* CHALLENGE: Read the material below. Count the lines containing "ylabel" and give that count alone.

====== AVAILABLE RECORDS ======

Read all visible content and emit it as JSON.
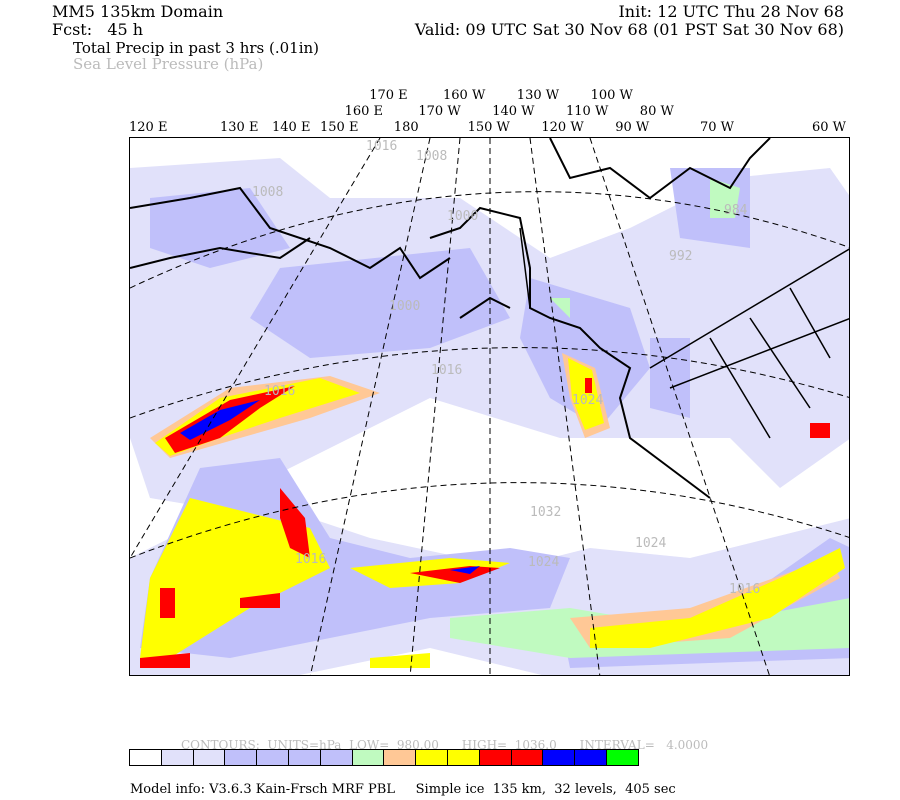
{
  "header": {
    "domain": "MM5 135km Domain",
    "fcst": "Fcst:   45 h",
    "init": "Init: 12 UTC Thu 28 Nov 68",
    "valid": "Valid: 09 UTC Sat 30 Nov 68 (01 PST Sat 30 Nov 68)",
    "field1": "Total Precip in past 3 hrs (.01in)",
    "field2": "Sea Level Pressure (hPa)"
  },
  "longitude_labels": [
    "120 E",
    "130 E",
    "140 E",
    "150 E",
    "160 E",
    "170 E",
    "180",
    "170 W",
    "160 W",
    "150 W",
    "140 W",
    "130 W",
    "120 W",
    "110 W",
    "100 W",
    "90 W",
    "80 W",
    "70 W",
    "60 W"
  ],
  "contour_labels": [
    "1016",
    "1008",
    "1008",
    "1000",
    "984",
    "992",
    "1000",
    "1016",
    "1016",
    "1024",
    "1032",
    "1024",
    "1016",
    "1024",
    "1016"
  ],
  "contour_info": "CONTOURS:  UNITS=hPa  LOW=  980.00      HIGH=  1036.0      INTERVAL=   4.0000",
  "colorbar": [
    "#ffffff",
    "#e1e1fa",
    "#e1e1fa",
    "#c0c0fa",
    "#c0c0fa",
    "#c0c0fa",
    "#c0c0fa",
    "#c0fac0",
    "#ffc896",
    "#ffff00",
    "#ffff00",
    "#ff0000",
    "#ff0000",
    "#0000ff",
    "#0000ff",
    "#00ff00"
  ],
  "model_info": "Model info: V3.6.3 Kain-Frsch MRF PBL     Simple ice  135 km,  32 levels,  405 sec"
}
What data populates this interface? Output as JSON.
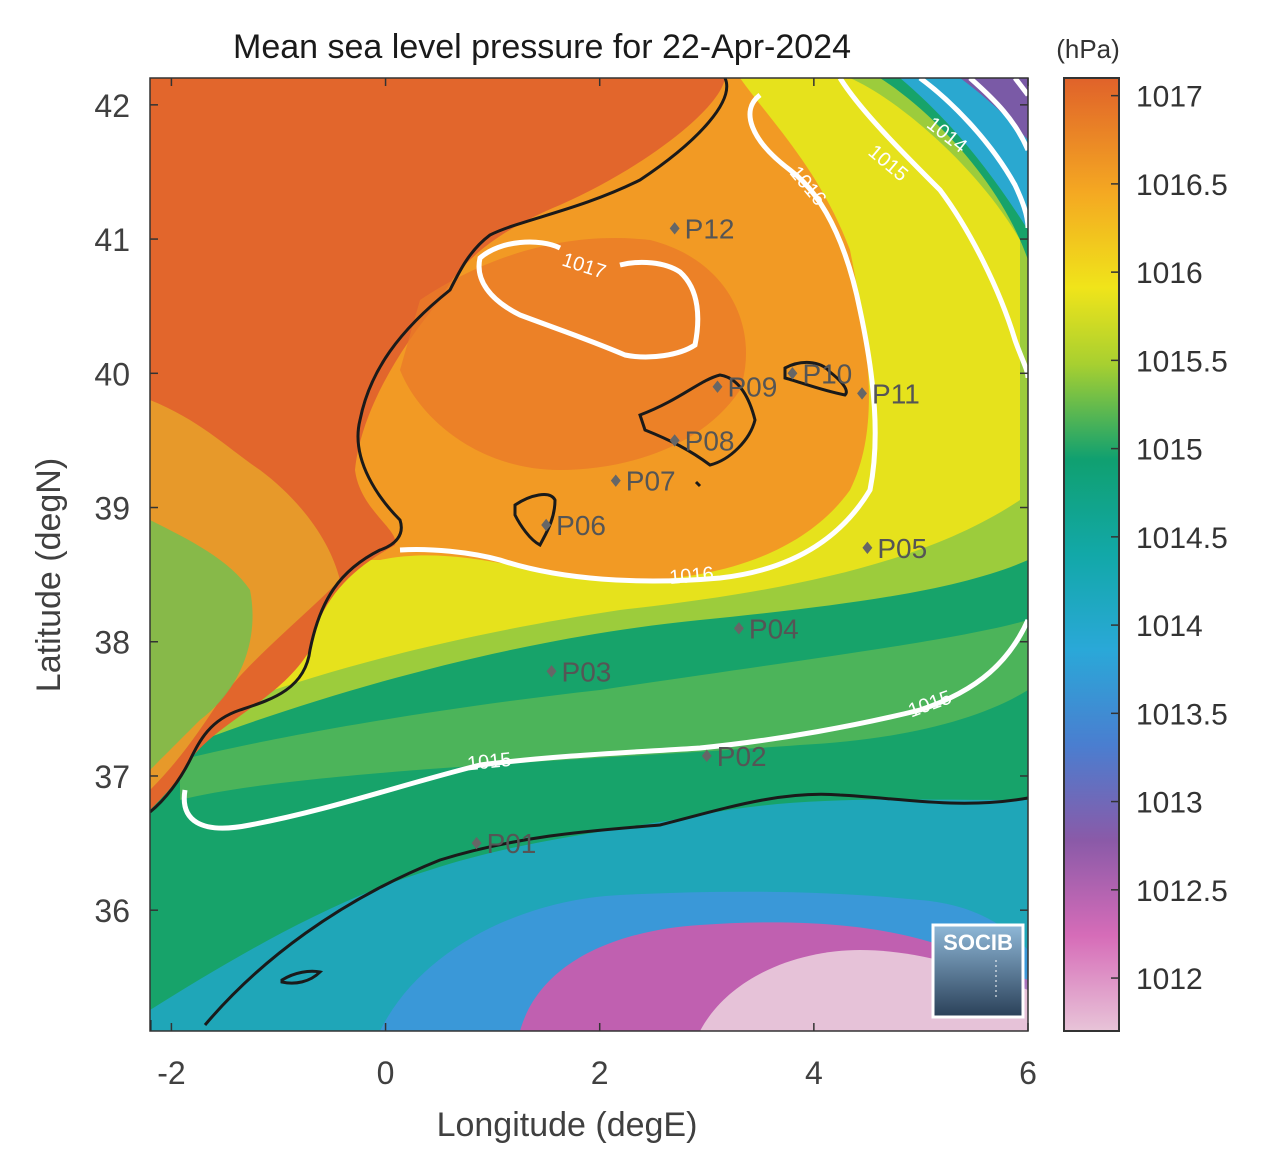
{
  "title": "Mean sea level pressure for 22-Apr-2024",
  "xlabel": "Longitude (degE)",
  "ylabel": "Latitude (degN)",
  "colorbar": {
    "unit": "(hPa)",
    "ticks": [
      "1017",
      "1016.5",
      "1016",
      "1015.5",
      "1015",
      "1014.5",
      "1014",
      "1013.5",
      "1013",
      "1012.5",
      "1012"
    ],
    "range": [
      1011.7,
      1017.1
    ],
    "colormap": [
      "#e8c4d8",
      "#d66cb8",
      "#8a5aa8",
      "#2a9ad8",
      "#1ab0c0",
      "#10a070",
      "#7cc040",
      "#e8e41a",
      "#f8c81a",
      "#f08c26",
      "#e0622a"
    ]
  },
  "x_ticks": [
    "-2",
    "0",
    "2",
    "4",
    "6"
  ],
  "y_ticks": [
    "42",
    "41",
    "40",
    "39",
    "38",
    "37",
    "36"
  ],
  "xlim": [
    -2.2,
    6
  ],
  "ylim": [
    35.1,
    42.2
  ],
  "contour_labels": [
    "1017",
    "1016",
    "1016",
    "1015",
    "1015",
    "1015",
    "1014"
  ],
  "stations": [
    {
      "name": "P01",
      "lon": 0.85,
      "lat": 36.5
    },
    {
      "name": "P02",
      "lon": 3.0,
      "lat": 37.15
    },
    {
      "name": "P03",
      "lon": 1.55,
      "lat": 37.78
    },
    {
      "name": "P04",
      "lon": 3.3,
      "lat": 38.1
    },
    {
      "name": "P05",
      "lon": 4.5,
      "lat": 38.7
    },
    {
      "name": "P06",
      "lon": 1.5,
      "lat": 38.87
    },
    {
      "name": "P07",
      "lon": 2.15,
      "lat": 39.2
    },
    {
      "name": "P08",
      "lon": 2.7,
      "lat": 39.5
    },
    {
      "name": "P09",
      "lon": 3.1,
      "lat": 39.9
    },
    {
      "name": "P10",
      "lon": 3.8,
      "lat": 40.0
    },
    {
      "name": "P11",
      "lon": 4.45,
      "lat": 39.85
    },
    {
      "name": "P12",
      "lon": 2.7,
      "lat": 41.08
    }
  ],
  "logo": "SOCIB"
}
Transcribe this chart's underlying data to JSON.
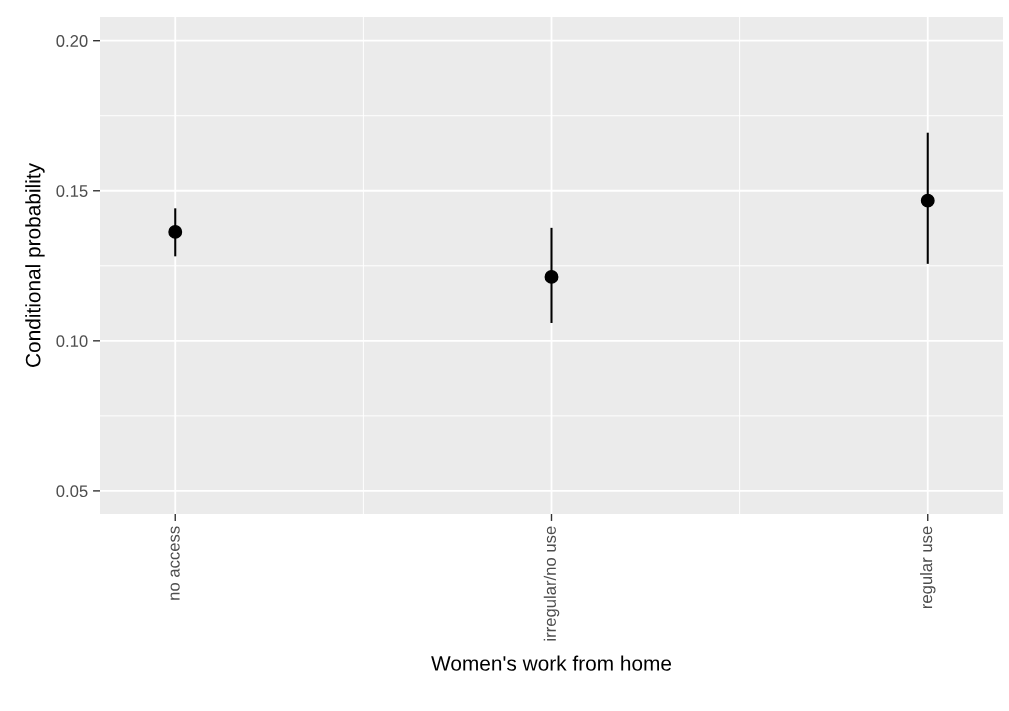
{
  "chart_data": {
    "type": "scatter",
    "xlabel": "Women's work from home",
    "ylabel": "Conditional probability",
    "categories": [
      "no access",
      "irregular/no use",
      "regular use"
    ],
    "series": [
      {
        "color": "#000000",
        "values": [
          0.1363,
          0.1213,
          0.1467
        ],
        "errors": [
          [
            0.1285,
            0.1438
          ],
          [
            0.1063,
            0.1373
          ],
          [
            0.126,
            0.169
          ]
        ]
      }
    ],
    "ylim": [
      0.0423,
      0.2079
    ],
    "yticks": [
      {
        "value": 0.05,
        "label": "0.05"
      },
      {
        "value": 0.1,
        "label": "0.10"
      },
      {
        "value": 0.15,
        "label": "0.15"
      },
      {
        "value": 0.2,
        "label": "0.20"
      }
    ],
    "grid": true,
    "marker": "circle"
  }
}
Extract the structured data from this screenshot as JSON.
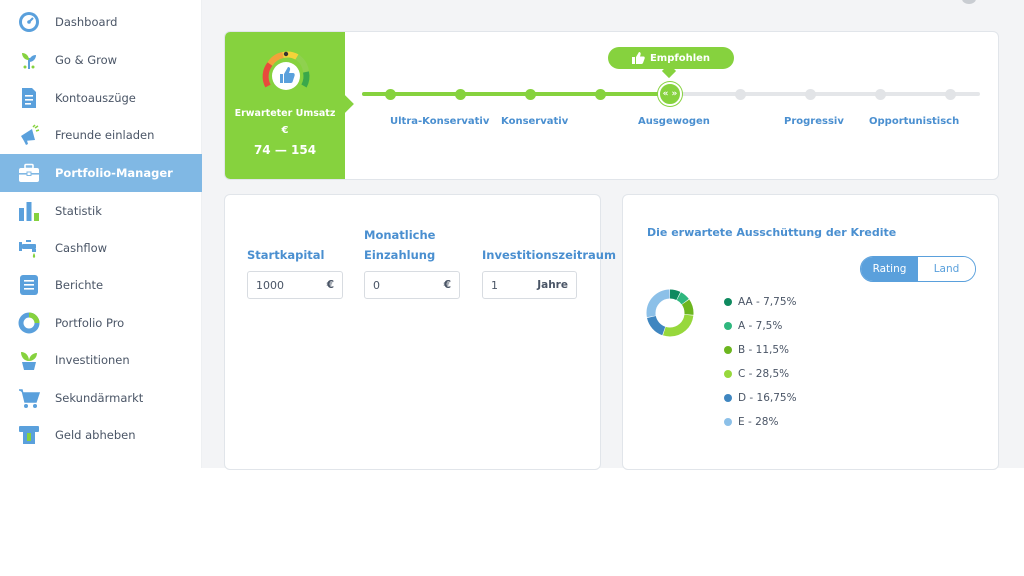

======

* THE RESULT: 2